● **WRITTEN REQUEST**
Take every line from the material that has the word "muscoli" in it.

● **Stored entries**
>>>
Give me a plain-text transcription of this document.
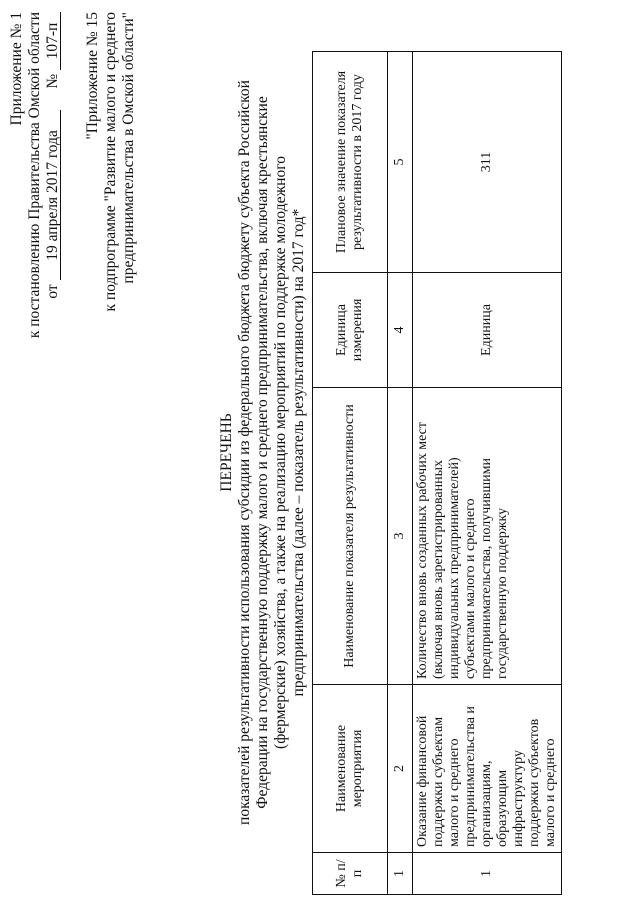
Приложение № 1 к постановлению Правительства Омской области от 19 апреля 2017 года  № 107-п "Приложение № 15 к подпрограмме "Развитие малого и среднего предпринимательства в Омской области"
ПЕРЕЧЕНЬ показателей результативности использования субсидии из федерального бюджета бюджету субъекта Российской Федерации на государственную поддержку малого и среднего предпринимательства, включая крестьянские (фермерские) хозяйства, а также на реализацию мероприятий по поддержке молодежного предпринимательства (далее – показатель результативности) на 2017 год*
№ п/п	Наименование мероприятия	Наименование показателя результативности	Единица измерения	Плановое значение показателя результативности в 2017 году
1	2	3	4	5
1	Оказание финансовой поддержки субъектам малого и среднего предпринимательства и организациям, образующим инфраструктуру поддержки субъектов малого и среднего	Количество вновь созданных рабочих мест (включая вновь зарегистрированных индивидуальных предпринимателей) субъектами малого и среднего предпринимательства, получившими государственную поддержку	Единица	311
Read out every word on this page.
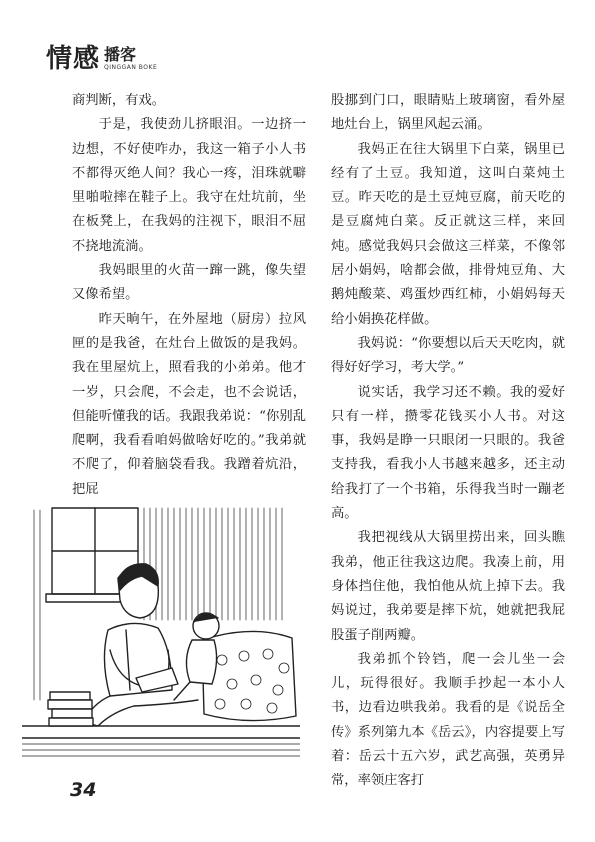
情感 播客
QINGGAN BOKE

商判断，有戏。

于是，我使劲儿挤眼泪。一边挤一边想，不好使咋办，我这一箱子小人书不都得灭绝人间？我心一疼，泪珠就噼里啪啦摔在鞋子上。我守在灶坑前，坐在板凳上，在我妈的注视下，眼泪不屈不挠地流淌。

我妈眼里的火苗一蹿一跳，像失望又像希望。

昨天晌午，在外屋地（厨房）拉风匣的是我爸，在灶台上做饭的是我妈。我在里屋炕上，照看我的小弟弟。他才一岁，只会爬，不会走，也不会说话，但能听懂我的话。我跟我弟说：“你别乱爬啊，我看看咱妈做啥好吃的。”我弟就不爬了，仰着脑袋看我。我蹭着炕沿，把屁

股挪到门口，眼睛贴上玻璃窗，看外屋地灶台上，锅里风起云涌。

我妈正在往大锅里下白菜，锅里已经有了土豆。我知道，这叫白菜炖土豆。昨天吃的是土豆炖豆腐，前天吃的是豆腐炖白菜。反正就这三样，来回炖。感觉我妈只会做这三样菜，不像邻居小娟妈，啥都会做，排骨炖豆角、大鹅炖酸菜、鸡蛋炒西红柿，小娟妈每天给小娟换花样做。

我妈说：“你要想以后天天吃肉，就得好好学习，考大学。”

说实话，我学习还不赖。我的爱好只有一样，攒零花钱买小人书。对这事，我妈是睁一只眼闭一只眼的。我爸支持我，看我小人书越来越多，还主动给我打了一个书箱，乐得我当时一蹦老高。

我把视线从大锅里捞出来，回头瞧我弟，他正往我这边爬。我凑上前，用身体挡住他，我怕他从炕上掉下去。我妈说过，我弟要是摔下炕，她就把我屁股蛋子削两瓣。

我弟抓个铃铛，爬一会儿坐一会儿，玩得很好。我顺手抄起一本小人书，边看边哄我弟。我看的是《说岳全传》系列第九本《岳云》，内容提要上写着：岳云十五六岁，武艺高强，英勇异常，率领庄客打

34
<<<
>>>
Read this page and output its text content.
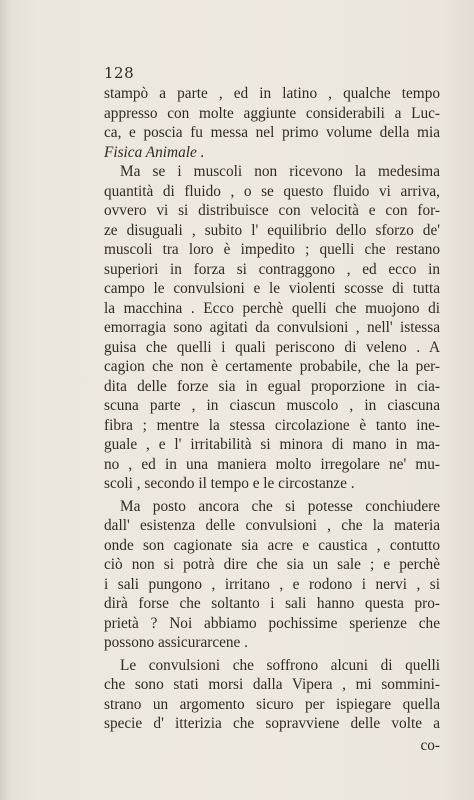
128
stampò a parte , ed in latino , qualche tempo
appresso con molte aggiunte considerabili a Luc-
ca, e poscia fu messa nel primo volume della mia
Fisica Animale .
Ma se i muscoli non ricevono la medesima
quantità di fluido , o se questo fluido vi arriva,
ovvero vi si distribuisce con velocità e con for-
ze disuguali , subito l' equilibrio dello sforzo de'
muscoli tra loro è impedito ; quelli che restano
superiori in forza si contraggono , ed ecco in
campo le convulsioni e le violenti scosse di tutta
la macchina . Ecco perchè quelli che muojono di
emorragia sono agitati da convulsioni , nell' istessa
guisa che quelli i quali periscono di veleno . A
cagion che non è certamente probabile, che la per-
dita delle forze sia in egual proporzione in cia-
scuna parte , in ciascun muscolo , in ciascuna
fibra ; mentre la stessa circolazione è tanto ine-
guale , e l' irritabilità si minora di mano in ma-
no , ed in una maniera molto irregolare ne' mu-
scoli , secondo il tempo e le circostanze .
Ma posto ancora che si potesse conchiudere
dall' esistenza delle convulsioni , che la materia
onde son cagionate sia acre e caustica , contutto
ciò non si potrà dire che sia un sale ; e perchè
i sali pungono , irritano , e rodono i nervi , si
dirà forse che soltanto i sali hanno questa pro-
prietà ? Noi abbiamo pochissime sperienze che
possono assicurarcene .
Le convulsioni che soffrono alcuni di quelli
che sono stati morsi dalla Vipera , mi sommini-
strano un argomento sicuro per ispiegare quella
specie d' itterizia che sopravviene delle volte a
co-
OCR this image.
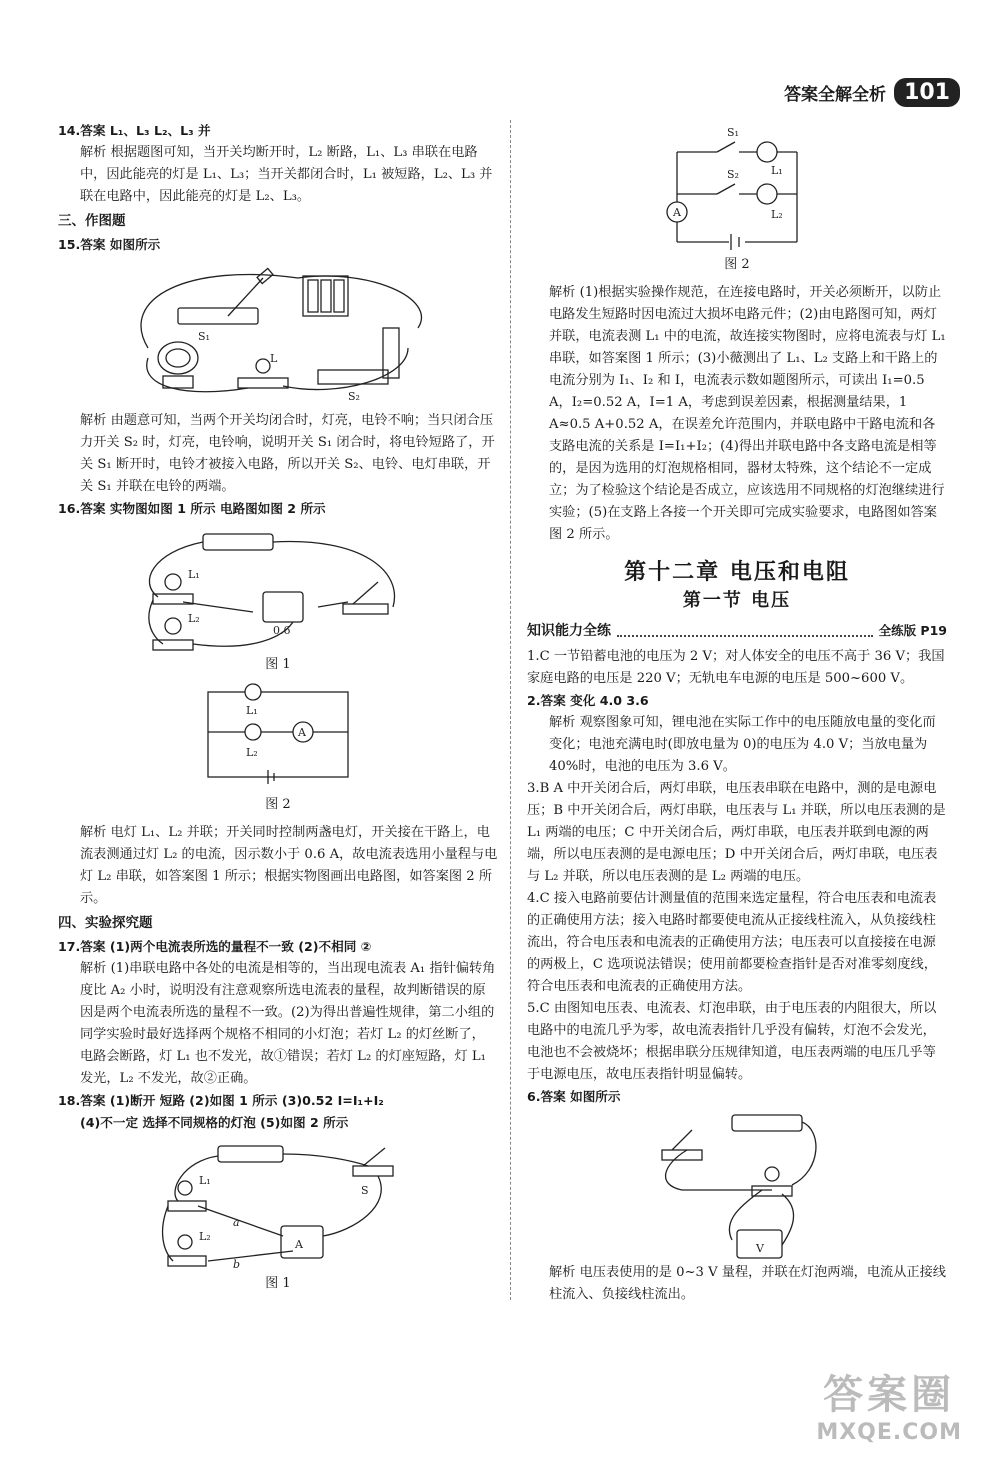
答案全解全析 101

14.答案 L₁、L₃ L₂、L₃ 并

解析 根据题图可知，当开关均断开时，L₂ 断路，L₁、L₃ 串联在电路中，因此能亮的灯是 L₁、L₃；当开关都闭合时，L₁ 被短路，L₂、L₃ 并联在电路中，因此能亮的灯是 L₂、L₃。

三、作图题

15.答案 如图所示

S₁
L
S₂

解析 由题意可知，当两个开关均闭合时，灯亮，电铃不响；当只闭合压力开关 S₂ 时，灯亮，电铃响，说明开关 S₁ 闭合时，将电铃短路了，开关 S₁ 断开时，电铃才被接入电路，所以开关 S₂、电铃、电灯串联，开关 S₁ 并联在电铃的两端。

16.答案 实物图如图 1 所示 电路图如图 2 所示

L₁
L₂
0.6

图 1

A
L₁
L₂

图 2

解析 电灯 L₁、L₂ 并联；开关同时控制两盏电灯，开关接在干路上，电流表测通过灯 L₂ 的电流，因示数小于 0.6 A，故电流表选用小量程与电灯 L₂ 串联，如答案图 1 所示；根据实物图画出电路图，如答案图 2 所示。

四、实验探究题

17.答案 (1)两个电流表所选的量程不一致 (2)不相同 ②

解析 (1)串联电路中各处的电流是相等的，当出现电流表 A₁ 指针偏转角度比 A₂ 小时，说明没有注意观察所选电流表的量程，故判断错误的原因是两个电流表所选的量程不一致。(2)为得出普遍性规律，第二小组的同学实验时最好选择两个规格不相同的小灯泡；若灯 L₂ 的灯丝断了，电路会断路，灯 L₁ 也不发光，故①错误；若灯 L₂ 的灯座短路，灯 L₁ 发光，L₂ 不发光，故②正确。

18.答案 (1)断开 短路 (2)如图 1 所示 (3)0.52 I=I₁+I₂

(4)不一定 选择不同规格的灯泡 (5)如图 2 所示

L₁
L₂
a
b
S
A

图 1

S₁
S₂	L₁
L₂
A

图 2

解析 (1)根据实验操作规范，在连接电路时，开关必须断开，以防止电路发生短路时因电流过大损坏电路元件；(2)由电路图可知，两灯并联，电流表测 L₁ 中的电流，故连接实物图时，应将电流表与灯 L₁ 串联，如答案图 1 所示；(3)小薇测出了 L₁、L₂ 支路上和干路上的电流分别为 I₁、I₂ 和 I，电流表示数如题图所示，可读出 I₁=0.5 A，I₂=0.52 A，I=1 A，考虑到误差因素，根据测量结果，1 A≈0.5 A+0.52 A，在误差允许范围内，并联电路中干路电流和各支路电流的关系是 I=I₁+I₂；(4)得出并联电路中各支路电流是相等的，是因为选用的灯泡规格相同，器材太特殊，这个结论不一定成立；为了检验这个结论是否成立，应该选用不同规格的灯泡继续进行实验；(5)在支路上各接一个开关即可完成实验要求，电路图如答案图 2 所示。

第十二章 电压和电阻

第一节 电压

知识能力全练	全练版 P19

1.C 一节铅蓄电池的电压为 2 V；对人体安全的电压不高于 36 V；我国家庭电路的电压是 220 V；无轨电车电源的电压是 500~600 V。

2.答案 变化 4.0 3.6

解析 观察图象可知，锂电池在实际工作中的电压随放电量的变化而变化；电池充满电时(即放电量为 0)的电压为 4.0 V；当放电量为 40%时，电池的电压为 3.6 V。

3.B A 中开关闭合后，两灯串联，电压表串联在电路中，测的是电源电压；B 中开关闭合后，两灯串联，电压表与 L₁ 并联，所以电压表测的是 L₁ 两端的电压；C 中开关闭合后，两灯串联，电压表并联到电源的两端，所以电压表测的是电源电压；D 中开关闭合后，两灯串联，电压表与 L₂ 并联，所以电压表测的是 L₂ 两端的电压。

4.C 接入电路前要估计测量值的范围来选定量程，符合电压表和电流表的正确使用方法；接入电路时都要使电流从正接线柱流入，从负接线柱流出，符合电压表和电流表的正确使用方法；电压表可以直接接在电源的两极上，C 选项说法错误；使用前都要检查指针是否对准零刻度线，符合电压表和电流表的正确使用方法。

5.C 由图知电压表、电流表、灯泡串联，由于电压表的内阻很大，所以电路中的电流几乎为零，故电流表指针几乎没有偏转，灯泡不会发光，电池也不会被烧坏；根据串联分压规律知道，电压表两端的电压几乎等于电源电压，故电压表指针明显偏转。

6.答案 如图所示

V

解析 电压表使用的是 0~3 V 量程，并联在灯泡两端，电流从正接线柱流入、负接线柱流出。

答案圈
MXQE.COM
<<<
>>>
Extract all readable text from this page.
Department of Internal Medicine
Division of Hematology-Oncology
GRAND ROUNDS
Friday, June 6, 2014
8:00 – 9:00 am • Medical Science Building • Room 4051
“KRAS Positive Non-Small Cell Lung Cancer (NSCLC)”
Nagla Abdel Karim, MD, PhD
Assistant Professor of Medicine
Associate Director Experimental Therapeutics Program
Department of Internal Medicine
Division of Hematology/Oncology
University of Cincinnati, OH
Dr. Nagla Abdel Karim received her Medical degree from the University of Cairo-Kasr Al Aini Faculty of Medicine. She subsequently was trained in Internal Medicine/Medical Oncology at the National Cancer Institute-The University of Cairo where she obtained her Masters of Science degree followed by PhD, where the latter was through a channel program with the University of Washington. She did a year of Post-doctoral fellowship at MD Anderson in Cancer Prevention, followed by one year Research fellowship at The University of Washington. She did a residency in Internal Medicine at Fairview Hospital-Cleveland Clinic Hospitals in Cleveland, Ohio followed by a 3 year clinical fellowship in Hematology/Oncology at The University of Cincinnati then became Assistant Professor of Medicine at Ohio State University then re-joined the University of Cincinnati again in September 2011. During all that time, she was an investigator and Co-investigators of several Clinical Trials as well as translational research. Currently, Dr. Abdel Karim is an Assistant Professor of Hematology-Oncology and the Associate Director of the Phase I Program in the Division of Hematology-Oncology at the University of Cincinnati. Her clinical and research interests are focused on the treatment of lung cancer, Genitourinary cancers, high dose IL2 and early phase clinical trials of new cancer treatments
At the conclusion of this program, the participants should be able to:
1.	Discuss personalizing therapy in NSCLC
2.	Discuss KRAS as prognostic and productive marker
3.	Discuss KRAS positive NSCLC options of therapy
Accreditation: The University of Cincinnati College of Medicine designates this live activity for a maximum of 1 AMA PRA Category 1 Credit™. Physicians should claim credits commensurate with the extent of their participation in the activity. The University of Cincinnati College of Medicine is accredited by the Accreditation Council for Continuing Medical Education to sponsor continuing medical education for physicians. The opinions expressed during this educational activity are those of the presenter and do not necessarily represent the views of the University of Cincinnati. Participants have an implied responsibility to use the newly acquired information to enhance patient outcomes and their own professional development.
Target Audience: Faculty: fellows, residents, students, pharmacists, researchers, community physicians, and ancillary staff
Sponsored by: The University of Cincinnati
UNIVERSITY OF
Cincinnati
<<<
● **RESPONSE**
Ma se i muscoli non ricevono la medesima
muscoli tra loro è impedito ; quelli che restano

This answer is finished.